- [Collected data entries]

________________________

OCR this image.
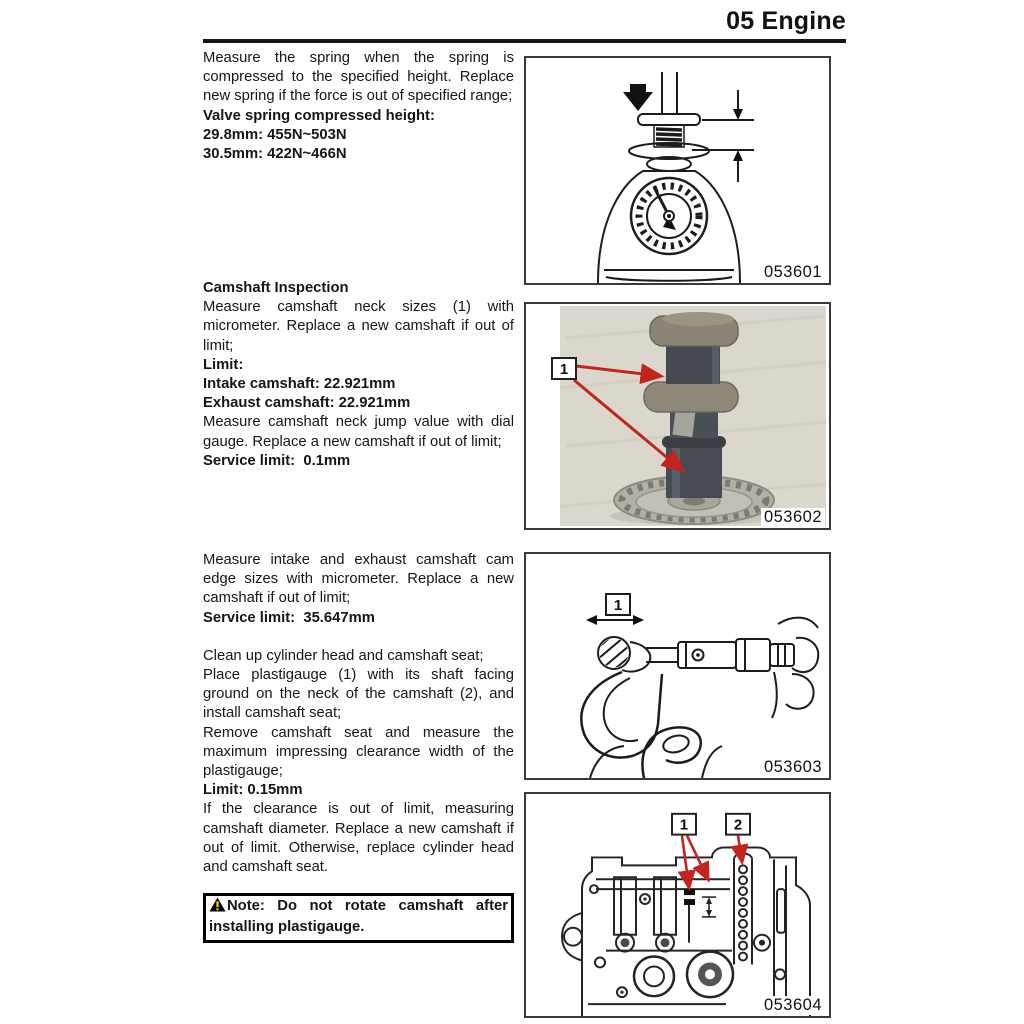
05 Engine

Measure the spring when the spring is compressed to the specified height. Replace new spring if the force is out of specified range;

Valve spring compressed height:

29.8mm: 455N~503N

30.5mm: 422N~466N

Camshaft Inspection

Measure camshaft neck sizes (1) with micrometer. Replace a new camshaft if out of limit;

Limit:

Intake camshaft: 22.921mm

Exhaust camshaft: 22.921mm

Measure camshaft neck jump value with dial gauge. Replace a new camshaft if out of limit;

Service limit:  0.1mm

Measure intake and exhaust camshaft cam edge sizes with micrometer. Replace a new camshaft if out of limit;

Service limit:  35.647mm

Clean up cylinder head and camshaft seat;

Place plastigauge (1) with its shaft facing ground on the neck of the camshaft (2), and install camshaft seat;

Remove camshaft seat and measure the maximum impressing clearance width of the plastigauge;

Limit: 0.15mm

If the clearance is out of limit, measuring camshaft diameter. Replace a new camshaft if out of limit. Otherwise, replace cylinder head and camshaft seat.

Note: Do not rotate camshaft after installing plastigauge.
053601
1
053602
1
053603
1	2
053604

________________________

- [Stated goal] Only the count is needed: the number of lines in the data that include the word "plastigauge".

- [Task solution] 3